- [SET EXERCISE]: Identify each line in the records below that contains the word "Auto", and copy it.

------------------------------------------------

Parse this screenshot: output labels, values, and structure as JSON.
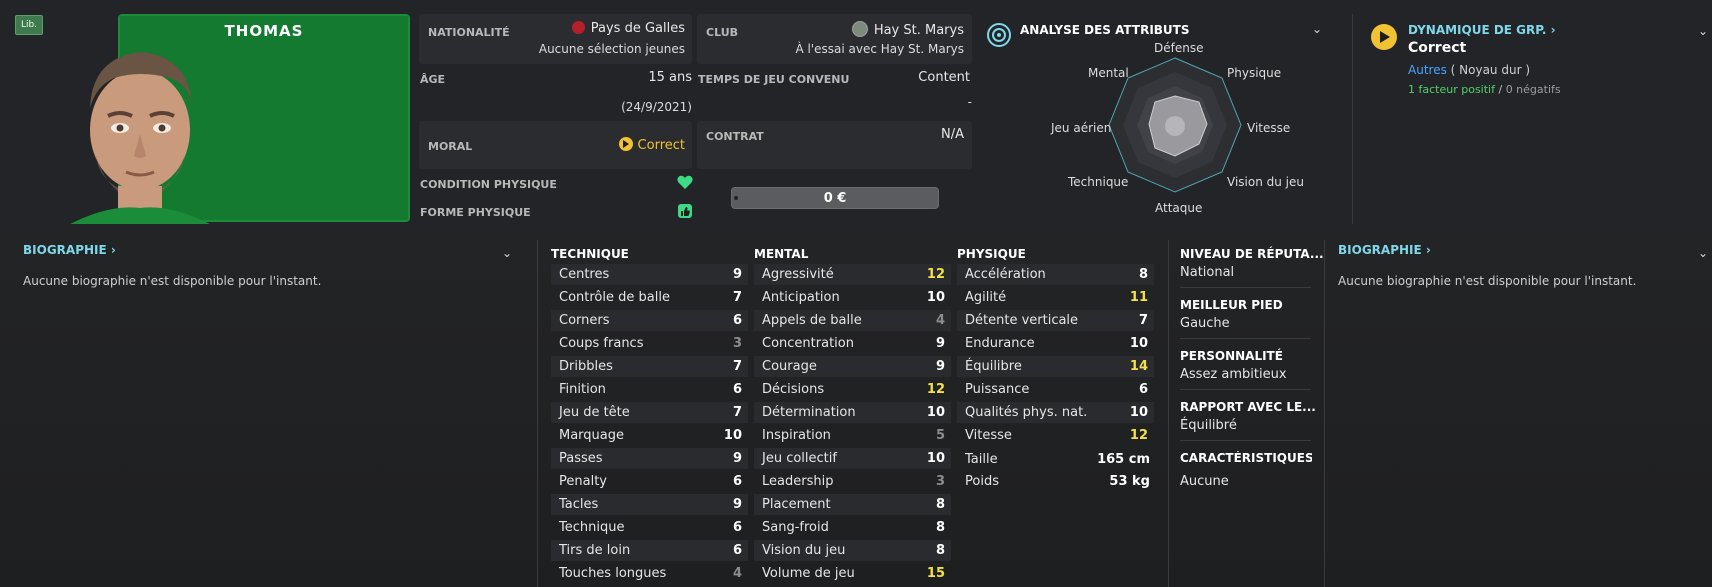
{
  "badge": "Lib.",
  "player": {
    "name": "THOMAS"
  },
  "nationality": {
    "label": "NATIONALITÉ",
    "country": "Pays de Galles",
    "caps": "Aucune sélection jeunes"
  },
  "club": {
    "label": "CLUB",
    "name": "Hay St. Marys",
    "status": "À l'essai avec Hay St. Marys"
  },
  "age": {
    "label": "ÂGE",
    "value": "15 ans",
    "dob": "(24/9/2021)"
  },
  "playing_time": {
    "label": "TEMPS DE JEU CONVENU",
    "value": "Content",
    "extra": "-"
  },
  "morale": {
    "label": "MORAL",
    "value": "Correct"
  },
  "contract": {
    "label": "CONTRAT",
    "value": "N/A"
  },
  "condition": {
    "label": "CONDITION PHYSIQUE"
  },
  "form": {
    "label": "FORME PHYSIQUE"
  },
  "wage": {
    "value": "0 €"
  },
  "analysis": {
    "title": "ANALYSE DES ATTRIBUTS",
    "axes": [
      "Défense",
      "Physique",
      "Vitesse",
      "Vision du jeu",
      "Attaque",
      "Technique",
      "Jeu aérien",
      "Mental"
    ]
  },
  "dynamics": {
    "title": "DYNAMIQUE DE GRP.",
    "value": "Correct",
    "group": "Autres",
    "group_detail": "( Noyau dur )",
    "positive": "1 facteur positif",
    "separator": "/",
    "negative": "0 négatifs"
  },
  "bio_left": {
    "title": "BIOGRAPHIE",
    "text": "Aucune biographie n'est disponible pour l'instant."
  },
  "bio_right": {
    "title": "BIOGRAPHIE",
    "text": "Aucune biographie n'est disponible pour l'instant."
  },
  "technique": {
    "title": "TECHNIQUE",
    "rows": [
      {
        "name": "Centres",
        "value": "9"
      },
      {
        "name": "Contrôle de balle",
        "value": "7"
      },
      {
        "name": "Corners",
        "value": "6"
      },
      {
        "name": "Coups francs",
        "value": "3"
      },
      {
        "name": "Dribbles",
        "value": "7"
      },
      {
        "name": "Finition",
        "value": "6"
      },
      {
        "name": "Jeu de tête",
        "value": "7"
      },
      {
        "name": "Marquage",
        "value": "10"
      },
      {
        "name": "Passes",
        "value": "9"
      },
      {
        "name": "Penalty",
        "value": "6"
      },
      {
        "name": "Tacles",
        "value": "9"
      },
      {
        "name": "Technique",
        "value": "6"
      },
      {
        "name": "Tirs de loin",
        "value": "6"
      },
      {
        "name": "Touches longues",
        "value": "4"
      }
    ]
  },
  "mental": {
    "title": "MENTAL",
    "rows": [
      {
        "name": "Agressivité",
        "value": "12"
      },
      {
        "name": "Anticipation",
        "value": "10"
      },
      {
        "name": "Appels de balle",
        "value": "4"
      },
      {
        "name": "Concentration",
        "value": "9"
      },
      {
        "name": "Courage",
        "value": "9"
      },
      {
        "name": "Décisions",
        "value": "12"
      },
      {
        "name": "Détermination",
        "value": "10"
      },
      {
        "name": "Inspiration",
        "value": "5"
      },
      {
        "name": "Jeu collectif",
        "value": "10"
      },
      {
        "name": "Leadership",
        "value": "3"
      },
      {
        "name": "Placement",
        "value": "8"
      },
      {
        "name": "Sang-froid",
        "value": "8"
      },
      {
        "name": "Vision du jeu",
        "value": "8"
      },
      {
        "name": "Volume de jeu",
        "value": "15"
      }
    ]
  },
  "physique": {
    "title": "PHYSIQUE",
    "rows": [
      {
        "name": "Accélération",
        "value": "8"
      },
      {
        "name": "Agilité",
        "value": "11"
      },
      {
        "name": "Détente verticale",
        "value": "7"
      },
      {
        "name": "Endurance",
        "value": "10"
      },
      {
        "name": "Équilibre",
        "value": "14"
      },
      {
        "name": "Puissance",
        "value": "6"
      },
      {
        "name": "Qualités phys. nat.",
        "value": "10"
      },
      {
        "name": "Vitesse",
        "value": "12"
      }
    ],
    "height": {
      "name": "Taille",
      "value": "165 cm"
    },
    "weight": {
      "name": "Poids",
      "value": "53 kg"
    }
  },
  "info": {
    "reputation": {
      "label": "NIVEAU DE RÉPUTA...",
      "value": "National"
    },
    "foot": {
      "label": "MEILLEUR PIED",
      "value": "Gauche"
    },
    "personality": {
      "label": "PERSONNALITÉ",
      "value": "Assez ambitieux"
    },
    "media": {
      "label": "RAPPORT AVEC LE...",
      "value": "Équilibré"
    },
    "traits": {
      "label": "CARACTÉRISTIQUES J",
      "value": "Aucune"
    }
  },
  "colors": {
    "accent": "#7fd7ea",
    "yellow": "#f4e14a",
    "green": "#3ddc84",
    "pitch": "#137a2f"
  }
}
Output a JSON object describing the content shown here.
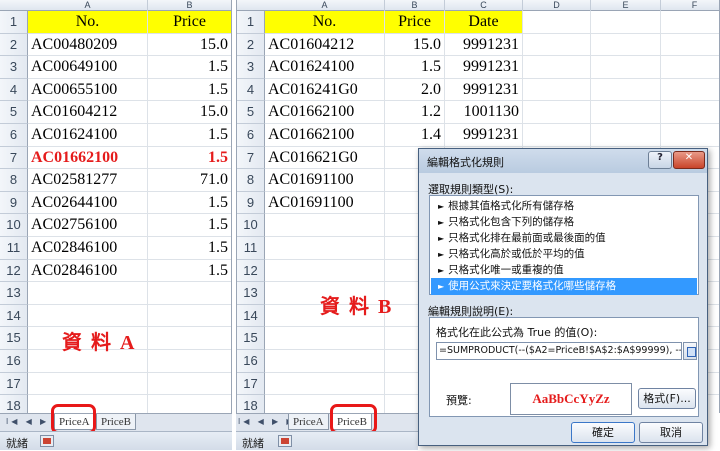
{
  "sheet_a": {
    "col_letters": [
      "A",
      "B",
      "C"
    ],
    "header": [
      "No.",
      "Price"
    ],
    "rows": [
      {
        "no": "AC00480209",
        "price": "15.0"
      },
      {
        "no": "AC00649100",
        "price": "1.5"
      },
      {
        "no": "AC00655100",
        "price": "1.5"
      },
      {
        "no": "AC01604212",
        "price": "15.0"
      },
      {
        "no": "AC01624100",
        "price": "1.5"
      },
      {
        "no": "AC01662100",
        "price": "1.5",
        "highlight": true
      },
      {
        "no": "AC02581277",
        "price": "71.0"
      },
      {
        "no": "AC02644100",
        "price": "1.5"
      },
      {
        "no": "AC02756100",
        "price": "1.5"
      },
      {
        "no": "AC02846100",
        "price": "1.5"
      },
      {
        "no": "AC02846100",
        "price": "1.5"
      }
    ],
    "caption": "資 料 A",
    "tabs": [
      "PriceA",
      "PriceB"
    ],
    "tab_nav": "I◀ ◀ ▶ ▶I",
    "status": "就緒"
  },
  "sheet_b": {
    "col_letters": [
      "A",
      "B",
      "C",
      "D",
      "E",
      "F"
    ],
    "header": [
      "No.",
      "Price",
      "Date"
    ],
    "rows": [
      {
        "no": "AC01604212",
        "price": "15.0",
        "date": "9991231"
      },
      {
        "no": "AC01624100",
        "price": "1.5",
        "date": "9991231"
      },
      {
        "no": "AC016241G0",
        "price": "2.0",
        "date": "9991231"
      },
      {
        "no": "AC01662100",
        "price": "1.2",
        "date": "1001130"
      },
      {
        "no": "AC01662100",
        "price": "1.4",
        "date": "9991231"
      },
      {
        "no": "AC016621G0",
        "price": "",
        "date": ""
      },
      {
        "no": "AC01691100",
        "price": "",
        "date": ""
      },
      {
        "no": "AC01691100",
        "price": "",
        "date": ""
      }
    ],
    "caption": "資 料 B",
    "tabs": [
      "PriceA",
      "PriceB"
    ],
    "tab_nav": "I◀ ◀ ▶ ▶I",
    "status": "就緒"
  },
  "row_numbers": [
    "1",
    "2",
    "3",
    "4",
    "5",
    "6",
    "7",
    "8",
    "9",
    "10",
    "11",
    "12",
    "13",
    "14",
    "15",
    "16",
    "17",
    "18"
  ],
  "dialog": {
    "title": "編輯格式化規則",
    "help_label": "?",
    "close_label": "✕",
    "rule_type_label": "選取規則類型(S):",
    "rule_types": [
      "根據其值格式化所有儲存格",
      "只格式化包含下列的儲存格",
      "只格式化排在最前面或最後面的值",
      "只格式化高於或低於平均的值",
      "只格式化唯一或重複的值",
      "使用公式來決定要格式化哪些儲存格"
    ],
    "selected_rule_index": 5,
    "desc_label": "編輯規則說明(E):",
    "formula_label": "格式化在此公式為 True 的值(O):",
    "formula": "=SUMPRODUCT(--($A2=PriceB!$A$2:$A$99999), --($B2<>",
    "preview_label": "預覽:",
    "preview_text": "AaBbCcYyZz",
    "format_button": "格式(F)...",
    "ok_button": "確定",
    "cancel_button": "取消"
  }
}
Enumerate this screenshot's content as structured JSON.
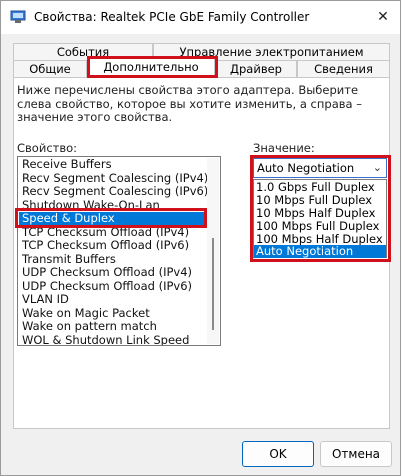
{
  "window": {
    "title": "Свойства: Realtek PCIe GbE Family Controller",
    "close_glyph": "✕"
  },
  "tabs": {
    "row_top": [
      "События",
      "Управление электропитанием"
    ],
    "row_bottom": [
      "Общие",
      "Дополнительно",
      "Драйвер",
      "Сведения"
    ],
    "active": "Дополнительно"
  },
  "description": "Ниже перечислены свойства этого адаптера. Выберите слева свойство, которое вы хотите изменить, а справа – значение этого свойства.",
  "property_label": "Свойство:",
  "value_label": "Значение:",
  "properties": [
    "Receive Buffers",
    "Recv Segment Coalescing (IPv4)",
    "Recv Segment Coalescing (IPv6)",
    "Shutdown Wake-On-Lan",
    "Speed & Duplex",
    "TCP Checksum Offload (IPv4)",
    "TCP Checksum Offload (IPv6)",
    "Transmit Buffers",
    "UDP Checksum Offload (IPv4)",
    "UDP Checksum Offload (IPv6)",
    "VLAN ID",
    "Wake on Magic Packet",
    "Wake on pattern match",
    "WOL & Shutdown Link Speed"
  ],
  "selected_property": "Speed & Duplex",
  "value": {
    "current": "Auto Negotiation",
    "options": [
      "1.0 Gbps Full Duplex",
      "10 Mbps Full Duplex",
      "10 Mbps Half Duplex",
      "100 Mbps Full Duplex",
      "100 Mbps Half Duplex",
      "Auto Negotiation"
    ]
  },
  "buttons": {
    "ok": "OK",
    "cancel": "Отмена"
  },
  "colors": {
    "highlight": "#d0101b",
    "selection": "#0078d7"
  }
}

------------------------------------------------

- [SOLVED EXERCISE]:
    "current": "Auto Negotiation",
      "Auto Negotiation"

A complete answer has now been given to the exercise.